## Job:
Read the data and repeat all of it exactly.
** Begin **
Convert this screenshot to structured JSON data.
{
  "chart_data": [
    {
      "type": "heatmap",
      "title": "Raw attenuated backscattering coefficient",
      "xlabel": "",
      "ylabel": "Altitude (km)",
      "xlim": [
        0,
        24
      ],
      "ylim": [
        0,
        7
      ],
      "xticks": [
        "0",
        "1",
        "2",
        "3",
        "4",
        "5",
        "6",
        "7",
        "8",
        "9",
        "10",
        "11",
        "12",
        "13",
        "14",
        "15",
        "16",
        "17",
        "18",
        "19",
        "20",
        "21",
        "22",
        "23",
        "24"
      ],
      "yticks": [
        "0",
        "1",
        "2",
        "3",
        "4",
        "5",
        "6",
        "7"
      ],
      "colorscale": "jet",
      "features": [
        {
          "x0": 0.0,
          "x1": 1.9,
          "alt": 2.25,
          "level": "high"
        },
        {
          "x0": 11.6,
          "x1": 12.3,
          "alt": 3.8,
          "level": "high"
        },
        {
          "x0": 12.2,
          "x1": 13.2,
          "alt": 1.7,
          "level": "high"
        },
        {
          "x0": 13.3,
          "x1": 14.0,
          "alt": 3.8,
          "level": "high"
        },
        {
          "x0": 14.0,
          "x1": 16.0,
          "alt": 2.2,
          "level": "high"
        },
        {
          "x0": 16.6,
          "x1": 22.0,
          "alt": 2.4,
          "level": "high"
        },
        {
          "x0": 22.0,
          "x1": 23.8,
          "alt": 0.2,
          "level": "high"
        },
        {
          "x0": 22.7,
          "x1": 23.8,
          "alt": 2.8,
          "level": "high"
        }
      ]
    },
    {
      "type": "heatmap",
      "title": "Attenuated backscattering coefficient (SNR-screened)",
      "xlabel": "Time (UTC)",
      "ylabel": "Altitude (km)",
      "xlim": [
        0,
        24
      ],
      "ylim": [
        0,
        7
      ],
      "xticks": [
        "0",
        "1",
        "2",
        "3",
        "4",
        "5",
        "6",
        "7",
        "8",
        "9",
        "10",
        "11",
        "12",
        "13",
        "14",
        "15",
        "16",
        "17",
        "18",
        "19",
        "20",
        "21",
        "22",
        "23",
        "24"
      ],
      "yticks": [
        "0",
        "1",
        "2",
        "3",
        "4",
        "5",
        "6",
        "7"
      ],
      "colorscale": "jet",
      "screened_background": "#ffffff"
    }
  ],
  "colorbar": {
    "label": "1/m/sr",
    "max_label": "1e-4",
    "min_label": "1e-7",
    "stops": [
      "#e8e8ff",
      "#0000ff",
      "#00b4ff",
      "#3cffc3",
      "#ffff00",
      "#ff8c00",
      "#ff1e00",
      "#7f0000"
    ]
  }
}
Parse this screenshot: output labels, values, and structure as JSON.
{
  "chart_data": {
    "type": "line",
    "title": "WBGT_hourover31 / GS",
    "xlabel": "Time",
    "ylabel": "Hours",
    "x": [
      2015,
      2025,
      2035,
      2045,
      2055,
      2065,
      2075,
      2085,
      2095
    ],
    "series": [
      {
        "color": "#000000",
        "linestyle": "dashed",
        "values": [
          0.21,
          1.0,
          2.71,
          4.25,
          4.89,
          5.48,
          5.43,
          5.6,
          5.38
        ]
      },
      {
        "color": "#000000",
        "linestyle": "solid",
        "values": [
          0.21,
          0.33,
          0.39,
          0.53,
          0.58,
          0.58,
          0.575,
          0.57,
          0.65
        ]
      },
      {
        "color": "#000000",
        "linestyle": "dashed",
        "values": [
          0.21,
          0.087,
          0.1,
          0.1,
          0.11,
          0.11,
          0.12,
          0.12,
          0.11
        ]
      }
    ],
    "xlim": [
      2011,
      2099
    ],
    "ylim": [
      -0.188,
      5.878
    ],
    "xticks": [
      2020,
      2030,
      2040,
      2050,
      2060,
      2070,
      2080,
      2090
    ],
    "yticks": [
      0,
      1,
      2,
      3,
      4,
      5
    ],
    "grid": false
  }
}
** End **
## Result of the exercise:
Convert this screenshot to structured JSON data.
{
  "chart_data": [
    {
      "type": "heatmap",
      "title": "Raw attenuated backscattering coefficient",
      "xlabel": "",
      "ylabel": "Altitude (km)",
      "xlim": [
        0,
        24
      ],
      "ylim": [
        0,
        7
      ],
      "xticks": [
        "0",
        "1",
        "2",
        "3",
        "4",
        "5",
        "6",
        "7",
        "8",
        "9",
        "10",
        "11",
        "12",
        "13",
        "14",
        "15",
        "16",
        "17",
        "18",
        "19",
        "20",
        "21",
        "22",
        "23",
        "24"
      ],
      "yticks": [
        "0",
        "1",
        "2",
        "3",
        "4",
        "5",
        "6",
        "7"
      ],
      "colorscale": "jet",
      "features": [
        {
          "x0": 0.0,
          "x1": 1.9,
          "alt": 2.25,
          "level": "high"
        },
        {
          "x0": 11.6,
          "x1": 12.3,
          "alt": 3.8,
          "level": "high"
        },
        {
          "x0": 12.2,
          "x1": 13.2,
          "alt": 1.7,
          "level": "high"
        },
        {
          "x0": 13.3,
          "x1": 14.0,
          "alt": 3.8,
          "level": "high"
        },
        {
          "x0": 14.0,
          "x1": 16.0,
          "alt": 2.2,
          "level": "high"
        },
        {
          "x0": 16.6,
          "x1": 22.0,
          "alt": 2.4,
          "level": "high"
        },
        {
          "x0": 22.0,
          "x1": 23.8,
          "alt": 0.2,
          "level": "high"
        },
        {
          "x0": 22.7,
          "x1": 23.8,
          "alt": 2.8,
          "level": "high"
        }
      ]
    },
    {
      "type": "heatmap",
      "title": "Attenuated backscattering coefficient (SNR-screened)",
      "xlabel": "Time (UTC)",
      "ylabel": "Altitude (km)",
      "xlim": [
        0,
        24
      ],
      "ylim": [
        0,
        7
      ],
      "xticks": [
        "0",
        "1",
        "2",
        "3",
        "4",
        "5",
        "6",
        "7",
        "8",
        "9",
        "10",
        "11",
        "12",
        "13",
        "14",
        "15",
        "16",
        "17",
        "18",
        "19",
        "20",
        "21",
        "22",
        "23",
        "24"
      ],
      "yticks": [
        "0",
        "1",
        "2",
        "3",
        "4",
        "5",
        "6",
        "7"
      ],
      "colorscale": "jet",
      "screened_background": "#ffffff"
    }
  ],
  "colorbar": {
    "label": "1/m/sr",
    "max_label": "1e-4",
    "min_label": "1e-7",
    "stops": [
      "#e8e8ff",
      "#0000ff",
      "#00b4ff",
      "#3cffc3",
      "#ffff00",
      "#ff8c00",
      "#ff1e00",
      "#7f0000"
    ]
  }
}
Parse this screenshot: output labels, values, and structure as JSON.
{
  "chart_data": {
    "type": "line",
    "title": "WBGT_hourover31 / GS",
    "xlabel": "Time",
    "ylabel": "Hours",
    "x": [
      2015,
      2025,
      2035,
      2045,
      2055,
      2065,
      2075,
      2085,
      2095
    ],
    "series": [
      {
        "color": "#000000",
        "linestyle": "dashed",
        "values": [
          0.21,
          1.0,
          2.71,
          4.25,
          4.89,
          5.48,
          5.43,
          5.6,
          5.38
        ]
      },
      {
        "color": "#000000",
        "linestyle": "solid",
        "values": [
          0.21,
          0.33,
          0.39,
          0.53,
          0.58,
          0.58,
          0.575,
          0.57,
          0.65
        ]
      },
      {
        "color": "#000000",
        "linestyle": "dashed",
        "values": [
          0.21,
          0.087,
          0.1,
          0.1,
          0.11,
          0.11,
          0.12,
          0.12,
          0.11
        ]
      }
    ],
    "xlim": [
      2011,
      2099
    ],
    "ylim": [
      -0.188,
      5.878
    ],
    "xticks": [
      2020,
      2030,
      2040,
      2050,
      2060,
      2070,
      2080,
      2090
    ],
    "yticks": [
      0,
      1,
      2,
      3,
      4,
      5
    ],
    "grid": false
  }
}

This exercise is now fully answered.